Set exercise: Can all of these lines be returned exactly?

Rows from a dataset
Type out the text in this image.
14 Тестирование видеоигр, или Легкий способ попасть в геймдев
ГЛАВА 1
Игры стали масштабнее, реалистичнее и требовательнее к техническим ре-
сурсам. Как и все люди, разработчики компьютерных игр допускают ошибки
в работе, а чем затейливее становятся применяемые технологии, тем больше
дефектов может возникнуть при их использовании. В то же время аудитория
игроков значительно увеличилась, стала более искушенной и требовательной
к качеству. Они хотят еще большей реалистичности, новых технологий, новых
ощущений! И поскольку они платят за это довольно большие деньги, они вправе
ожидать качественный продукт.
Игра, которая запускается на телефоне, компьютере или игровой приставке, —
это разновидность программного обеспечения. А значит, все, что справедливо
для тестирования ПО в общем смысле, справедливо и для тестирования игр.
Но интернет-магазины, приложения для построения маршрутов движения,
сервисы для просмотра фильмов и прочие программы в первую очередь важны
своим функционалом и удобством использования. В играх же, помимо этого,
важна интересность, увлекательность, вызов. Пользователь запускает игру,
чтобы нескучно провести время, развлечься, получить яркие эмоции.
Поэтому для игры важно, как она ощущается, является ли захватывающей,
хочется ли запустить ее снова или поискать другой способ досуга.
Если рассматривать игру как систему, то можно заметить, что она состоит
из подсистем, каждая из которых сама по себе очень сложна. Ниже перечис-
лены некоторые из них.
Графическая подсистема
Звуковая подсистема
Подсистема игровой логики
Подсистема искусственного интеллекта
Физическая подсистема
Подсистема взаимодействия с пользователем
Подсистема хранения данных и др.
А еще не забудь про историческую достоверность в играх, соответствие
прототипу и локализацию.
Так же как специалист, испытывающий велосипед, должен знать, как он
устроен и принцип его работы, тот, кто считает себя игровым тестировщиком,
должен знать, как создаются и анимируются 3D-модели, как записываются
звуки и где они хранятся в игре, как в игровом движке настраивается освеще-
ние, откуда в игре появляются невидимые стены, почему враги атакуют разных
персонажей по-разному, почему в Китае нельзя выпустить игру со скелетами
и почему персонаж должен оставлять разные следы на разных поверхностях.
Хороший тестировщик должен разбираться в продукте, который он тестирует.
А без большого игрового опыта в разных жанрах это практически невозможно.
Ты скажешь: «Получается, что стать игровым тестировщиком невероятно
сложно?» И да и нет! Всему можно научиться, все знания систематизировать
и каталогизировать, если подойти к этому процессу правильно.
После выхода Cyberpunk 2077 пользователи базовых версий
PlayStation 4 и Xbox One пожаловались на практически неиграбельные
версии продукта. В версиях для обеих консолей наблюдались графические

Output for this exercise:
Type out the text in this image.
14 Тестирование видеоигр, или Легкий способ попасть в геймдев
ГЛАВА 1
Игры стали масштабнее, реалистичнее и требовательнее к техническим ре-
сурсам. Как и все люди, разработчики компьютерных игр допускают ошибки
в работе, а чем затейливее становятся применяемые технологии, тем больше
дефектов может возникнуть при их использовании. В то же время аудитория
игроков значительно увеличилась, стала более искушенной и требовательной
к качеству. Они хотят еще большей реалистичности, новых технологий, новых
ощущений! И поскольку они платят за это довольно большие деньги, они вправе
ожидать качественный продукт.
Игра, которая запускается на телефоне, компьютере или игровой приставке, —
это разновидность программного обеспечения. А значит, все, что справедливо
для тестирования ПО в общем смысле, справедливо и для тестирования игр.
Но интернет-магазины, приложения для построения маршрутов движения,
сервисы для просмотра фильмов и прочие программы в первую очередь важны
своим функционалом и удобством использования. В играх же, помимо этого,
важна интересность, увлекательность, вызов. Пользователь запускает игру,
чтобы нескучно провести время, развлечься, получить яркие эмоции.
Поэтому для игры важно, как она ощущается, является ли захватывающей,
хочется ли запустить ее снова или поискать другой способ досуга.
Если рассматривать игру как систему, то можно заметить, что она состоит
из подсистем, каждая из которых сама по себе очень сложна. Ниже перечис-
лены некоторые из них.
Графическая подсистема
Звуковая подсистема
Подсистема игровой логики
Подсистема искусственного интеллекта
Физическая подсистема
Подсистема взаимодействия с пользователем
Подсистема хранения данных и др.
А еще не забудь про историческую достоверность в играх, соответствие
прототипу и локализацию.
Так же как специалист, испытывающий велосипед, должен знать, как он
устроен и принцип его работы, тот, кто считает себя игровым тестировщиком,
должен знать, как создаются и анимируются 3D-модели, как записываются
звуки и где они хранятся в игре, как в игровом движке настраивается освеще-
ние, откуда в игре появляются невидимые стены, почему враги атакуют разных
персонажей по-разному, почему в Китае нельзя выпустить игру со скелетами
и почему персонаж должен оставлять разные следы на разных поверхностях.
Хороший тестировщик должен разбираться в продукте, который он тестирует.
А без большого игрового опыта в разных жанрах это практически невозможно.
Ты скажешь: «Получается, что стать игровым тестировщиком невероятно
сложно?» И да и нет! Всему можно научиться, все знания систематизировать
и каталогизировать, если подойти к этому процессу правильно.
После выхода Cyberpunk 2077 пользователи базовых версий
PlayStation 4 и Xbox One пожаловались на практически неиграбельные
версии продукта. В версиях для обеих консолей наблюдались графические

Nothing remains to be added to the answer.